"""
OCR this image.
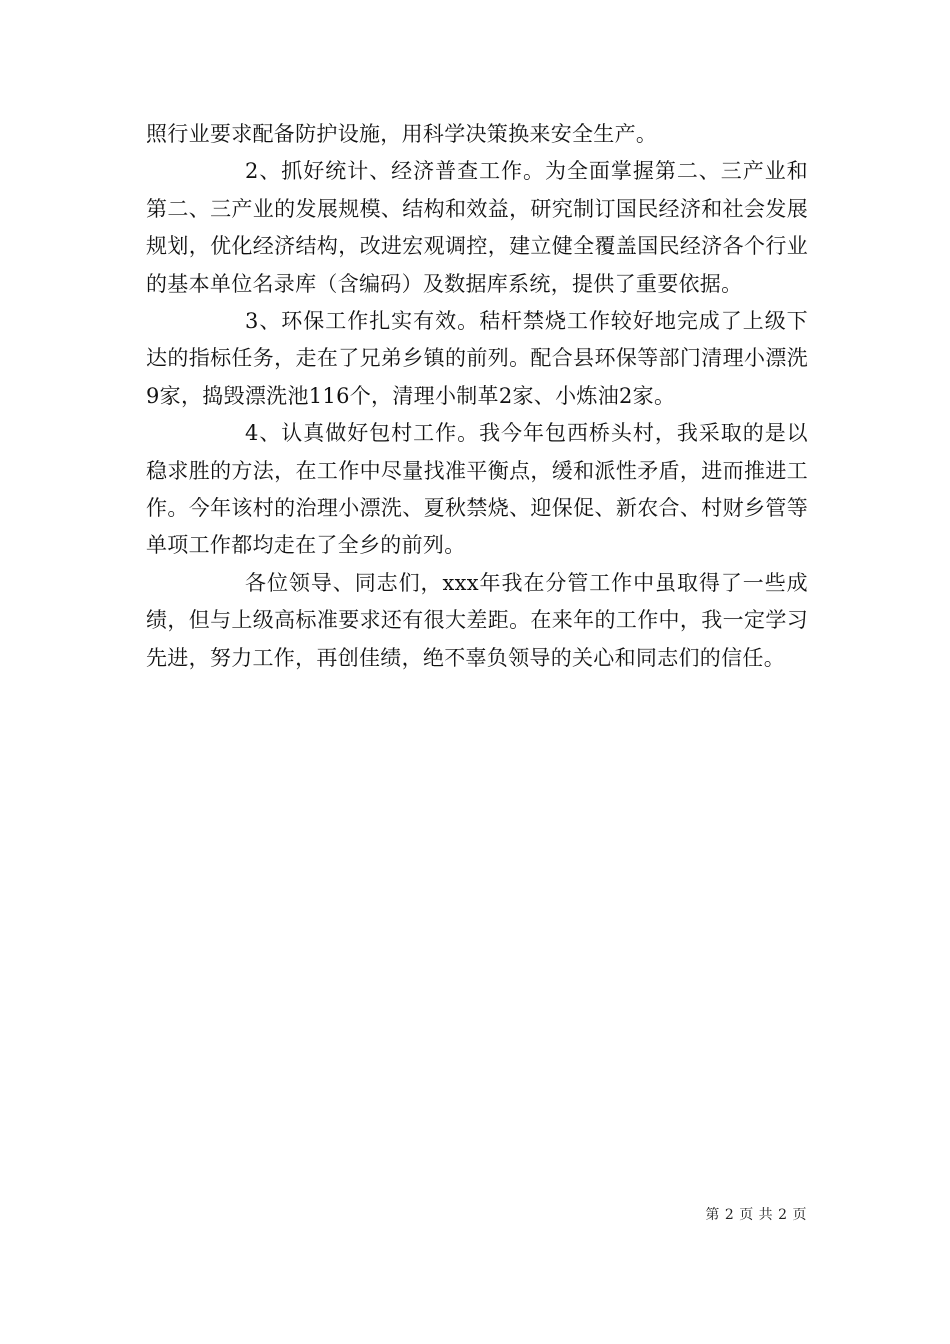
照行业要求配备防护设施，用科学决策换来安全生产。

2、抓好统计、经济普查工作。为全面掌握第二、三产业和第二、三产业的发展规模、结构和效益，研究制订国民经济和社会发展规划，优化经济结构，改进宏观调控，建立健全覆盖国民经济各个行业的基本单位名录库（含编码）及数据库系统，提供了重要依据。

3、环保工作扎实有效。秸杆禁烧工作较好地完成了上级下达的指标任务，走在了兄弟乡镇的前列。配合县环保等部门清理小漂洗9家，捣毁漂洗池116个，清理小制革2家、小炼油2家。

4、认真做好包村工作。我今年包西桥头村，我采取的是以稳求胜的方法，在工作中尽量找准平衡点，缓和派性矛盾，进而推进工作。今年该村的治理小漂洗、夏秋禁烧、迎保促、新农合、村财乡管等单项工作都均走在了全乡的前列。

各位领导、同志们，xxx年我在分管工作中虽取得了一些成绩，但与上级高标准要求还有很大差距。在来年的工作中，我一定学习先进，努力工作，再创佳绩，绝不辜负领导的关心和同志们的信任。

第 2 页 共 2 页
"""
-- Task prompt --
The listing above needs to be output again exactly. Don't include the pictures.

-- In response --
OCR this image.
照行业要求配备防护设施，用科学决策换来安全生产。

2、抓好统计、经济普查工作。为全面掌握第二、三产业和第二、三产业的发展规模、结构和效益，研究制订国民经济和社会发展规划，优化经济结构，改进宏观调控，建立健全覆盖国民经济各个行业的基本单位名录库（含编码）及数据库系统，提供了重要依据。

3、环保工作扎实有效。秸杆禁烧工作较好地完成了上级下达的指标任务，走在了兄弟乡镇的前列。配合县环保等部门清理小漂洗9家，捣毁漂洗池116个，清理小制革2家、小炼油2家。

4、认真做好包村工作。我今年包西桥头村，我采取的是以稳求胜的方法，在工作中尽量找准平衡点，缓和派性矛盾，进而推进工作。今年该村的治理小漂洗、夏秋禁烧、迎保促、新农合、村财乡管等单项工作都均走在了全乡的前列。

各位领导、同志们，xxx年我在分管工作中虽取得了一些成绩，但与上级高标准要求还有很大差距。在来年的工作中，我一定学习先进，努力工作，再创佳绩，绝不辜负领导的关心和同志们的信任。

第 2 页 共 2 页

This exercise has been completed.